Reproduce the material verbatim from its first line through the line containing "terminal-line: Для их", both included.

_ _ _ _ _

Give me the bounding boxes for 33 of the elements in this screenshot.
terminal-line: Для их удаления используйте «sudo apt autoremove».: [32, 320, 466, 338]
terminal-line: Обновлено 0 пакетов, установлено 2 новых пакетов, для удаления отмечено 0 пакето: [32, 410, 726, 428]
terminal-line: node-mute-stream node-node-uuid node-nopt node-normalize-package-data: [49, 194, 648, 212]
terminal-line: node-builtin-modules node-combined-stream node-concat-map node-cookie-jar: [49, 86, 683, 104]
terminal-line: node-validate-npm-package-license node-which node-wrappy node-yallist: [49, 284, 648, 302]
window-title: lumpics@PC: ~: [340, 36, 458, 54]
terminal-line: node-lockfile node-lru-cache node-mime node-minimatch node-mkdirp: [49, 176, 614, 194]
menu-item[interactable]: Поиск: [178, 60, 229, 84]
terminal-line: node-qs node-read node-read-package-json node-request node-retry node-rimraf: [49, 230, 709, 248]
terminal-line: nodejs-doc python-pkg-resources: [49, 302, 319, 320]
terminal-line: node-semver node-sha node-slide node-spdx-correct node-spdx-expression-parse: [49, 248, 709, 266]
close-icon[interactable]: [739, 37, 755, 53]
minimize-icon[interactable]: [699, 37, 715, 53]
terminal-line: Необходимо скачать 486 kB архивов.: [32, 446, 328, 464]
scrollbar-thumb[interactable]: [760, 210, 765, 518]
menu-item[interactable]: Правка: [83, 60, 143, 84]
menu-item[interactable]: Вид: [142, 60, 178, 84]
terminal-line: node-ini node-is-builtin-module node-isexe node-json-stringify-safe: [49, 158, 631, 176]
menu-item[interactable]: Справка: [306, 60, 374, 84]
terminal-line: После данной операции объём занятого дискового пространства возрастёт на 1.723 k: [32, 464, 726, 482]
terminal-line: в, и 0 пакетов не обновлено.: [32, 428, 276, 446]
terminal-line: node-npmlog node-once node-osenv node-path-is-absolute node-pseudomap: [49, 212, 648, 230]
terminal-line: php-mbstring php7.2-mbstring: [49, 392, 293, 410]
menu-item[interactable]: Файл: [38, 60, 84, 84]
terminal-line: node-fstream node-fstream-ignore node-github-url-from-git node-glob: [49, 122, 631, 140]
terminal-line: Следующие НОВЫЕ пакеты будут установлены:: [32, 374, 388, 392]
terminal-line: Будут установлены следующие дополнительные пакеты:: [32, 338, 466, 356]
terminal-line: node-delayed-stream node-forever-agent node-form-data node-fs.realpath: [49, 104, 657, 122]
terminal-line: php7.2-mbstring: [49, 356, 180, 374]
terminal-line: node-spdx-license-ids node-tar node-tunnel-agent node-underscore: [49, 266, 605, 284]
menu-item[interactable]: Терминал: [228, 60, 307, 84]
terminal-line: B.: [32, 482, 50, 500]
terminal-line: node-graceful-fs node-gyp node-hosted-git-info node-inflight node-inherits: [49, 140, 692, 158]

_ _ _ _ _

Written response:
Give me the bounding boxes for 33 of the elements in this screenshot.
terminal-line: Для их удаления используйте «sudo apt autoremove».: [32, 320, 466, 338]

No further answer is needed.